To do: Quote the data below in full, minus the images.

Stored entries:
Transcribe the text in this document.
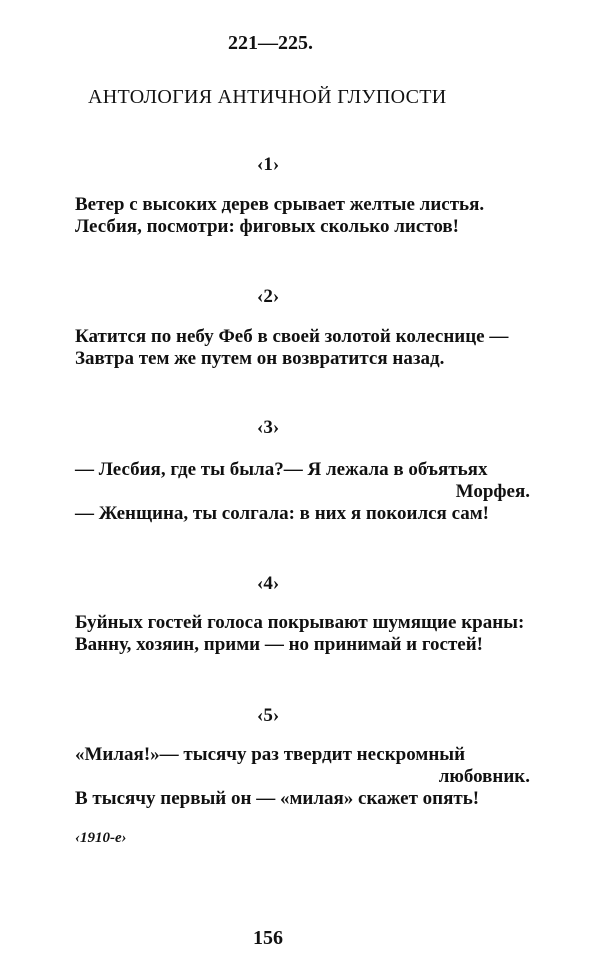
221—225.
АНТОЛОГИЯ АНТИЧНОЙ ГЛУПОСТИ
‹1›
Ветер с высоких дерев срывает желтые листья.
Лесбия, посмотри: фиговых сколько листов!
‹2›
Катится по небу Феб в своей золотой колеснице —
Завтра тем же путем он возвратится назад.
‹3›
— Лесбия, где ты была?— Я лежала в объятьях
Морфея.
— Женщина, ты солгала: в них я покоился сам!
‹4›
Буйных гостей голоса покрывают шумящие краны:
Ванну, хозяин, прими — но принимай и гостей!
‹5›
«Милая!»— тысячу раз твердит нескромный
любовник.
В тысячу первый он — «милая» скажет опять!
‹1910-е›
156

Solution for this task:
Transcribe the text in this document.
221—225.
АНТОЛОГИЯ АНТИЧНОЙ ГЛУПОСТИ
‹1›
Ветер с высоких дерев срывает желтые листья.
Лесбия, посмотри: фиговых сколько листов!
‹2›
Катится по небу Феб в своей золотой колеснице —
Завтра тем же путем он возвратится назад.
‹3›
— Лесбия, где ты была?— Я лежала в объятьях
Морфея.
— Женщина, ты солгала: в них я покоился сам!
‹4›
Буйных гостей голоса покрывают шумящие краны:
Ванну, хозяин, прими — но принимай и гостей!
‹5›
«Милая!»— тысячу раз твердит нескромный
любовник.
В тысячу первый он — «милая» скажет опять!
‹1910-е›
156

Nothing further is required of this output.